**** Input

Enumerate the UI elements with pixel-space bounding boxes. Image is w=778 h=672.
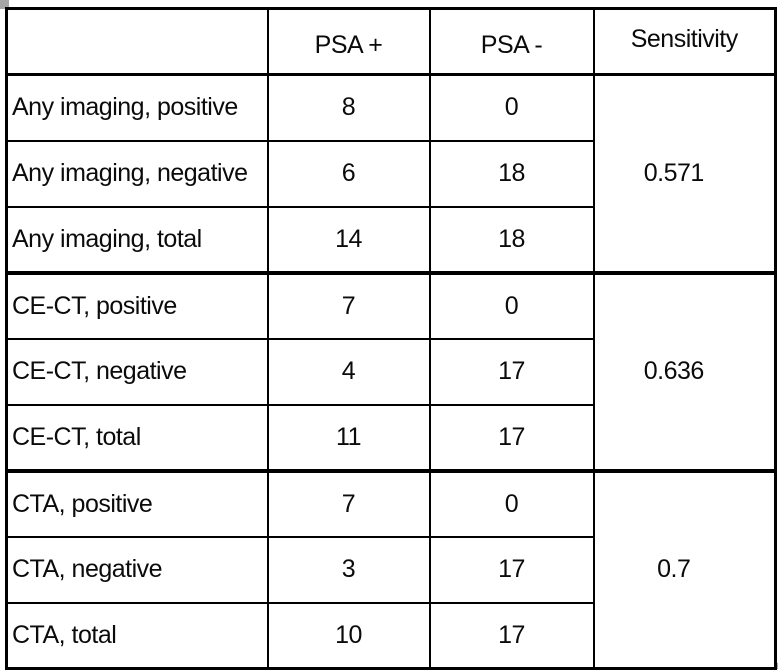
- psa-plus-cell: 7: [266, 468, 431, 538]
- psa-minus-header: PSA -: [428, 7, 595, 76]
- table-row: Any imaging, positive 8 0 0.571: [5, 73, 777, 274]
- psa-plus-cell: 6: [266, 139, 431, 208]
- row-label-cell: CTA, positive: [5, 468, 269, 538]
- resize-handle-top-left-icon[interactable]: [0, 0, 9, 9]
- row-label-cell: CE-CT, positive: [5, 270, 269, 340]
- psa-plus-cell: 10: [266, 601, 431, 670]
- row-label-cell: CE-CT, total: [5, 403, 269, 472]
- sensitivity-table: PSA + PSA - Sensitivity Any imaging, pos…: [5, 7, 777, 670]
- sensitivity-header: Sensitivity: [592, 7, 777, 76]
- table-row: CTA, total 10 17: [5, 601, 776, 670]
- corner-cell: [5, 7, 269, 76]
- psa-minus-cell: 17: [428, 535, 595, 604]
- psa-plus-cell: 7: [266, 270, 431, 340]
- psa-plus-cell: 11: [266, 403, 431, 472]
- row-label-cell: Any imaging, total: [5, 205, 269, 274]
- table-row: CE-CT, total 11 17: [5, 403, 776, 472]
- row-label-cell: Any imaging, positive: [5, 73, 269, 142]
- row-label-cell: CTA, total: [5, 601, 269, 670]
- psa-plus-cell: 4: [266, 337, 431, 406]
- psa-plus-cell: 3: [266, 535, 431, 604]
- psa-minus-cell: 18: [428, 205, 595, 274]
- psa-minus-cell: 0: [428, 468, 595, 538]
- psa-minus-cell: 17: [428, 337, 595, 406]
- psa-minus-cell: 17: [428, 403, 595, 472]
- table-row: CTA, negative 3 17: [5, 535, 776, 604]
- row-label-cell: Any imaging, negative: [5, 139, 269, 208]
- table-row: Any imaging, negative 6 18: [5, 139, 776, 208]
- sensitivity-value-cell: 0.571: [592, 73, 777, 274]
- table-row: CE-CT, negative 4 17: [5, 337, 776, 406]
- row-label-cell: CTA, negative: [5, 535, 269, 604]
- psa-plus-cell: 8: [266, 73, 431, 142]
- table-row: Any imaging, total 14 18: [5, 205, 776, 274]
- psa-minus-cell: 0: [428, 73, 595, 142]
- psa-plus-header: PSA +: [266, 7, 431, 76]
- header-row: PSA + PSA - Sensitivity: [5, 7, 777, 76]
- row-label-cell: CE-CT, negative: [5, 337, 269, 406]
- psa-minus-cell: 18: [428, 139, 595, 208]
- sensitivity-value-cell: 0.636: [592, 270, 777, 472]
- sensitivity-value-cell: 0.7: [592, 468, 777, 670]
- table-row: CTA, positive 7 0 0.7: [5, 468, 777, 670]
- psa-minus-cell: 0: [428, 270, 595, 340]
- psa-minus-cell: 17: [428, 601, 595, 670]
- psa-plus-cell: 14: [266, 205, 431, 274]
- table-row: CE-CT, positive 7 0 0.636: [5, 270, 777, 472]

********

--- Required work ---
Copy out every line of the entries above that contains the string "minus", treating uppercase and lowercase as different.

--- Response to this task ---
- psa-minus-header: PSA -: [428, 7, 595, 76]
- psa-minus-cell: 17: [428, 535, 595, 604]
- psa-minus-cell: 18: [428, 205, 595, 274]
- psa-minus-cell: 0: [428, 468, 595, 538]
- psa-minus-cell: 17: [428, 337, 595, 406]
- psa-minus-cell: 17: [428, 403, 595, 472]
- psa-minus-cell: 0: [428, 73, 595, 142]
- psa-minus-cell: 18: [428, 139, 595, 208]
- psa-minus-cell: 0: [428, 270, 595, 340]
- psa-minus-cell: 17: [428, 601, 595, 670]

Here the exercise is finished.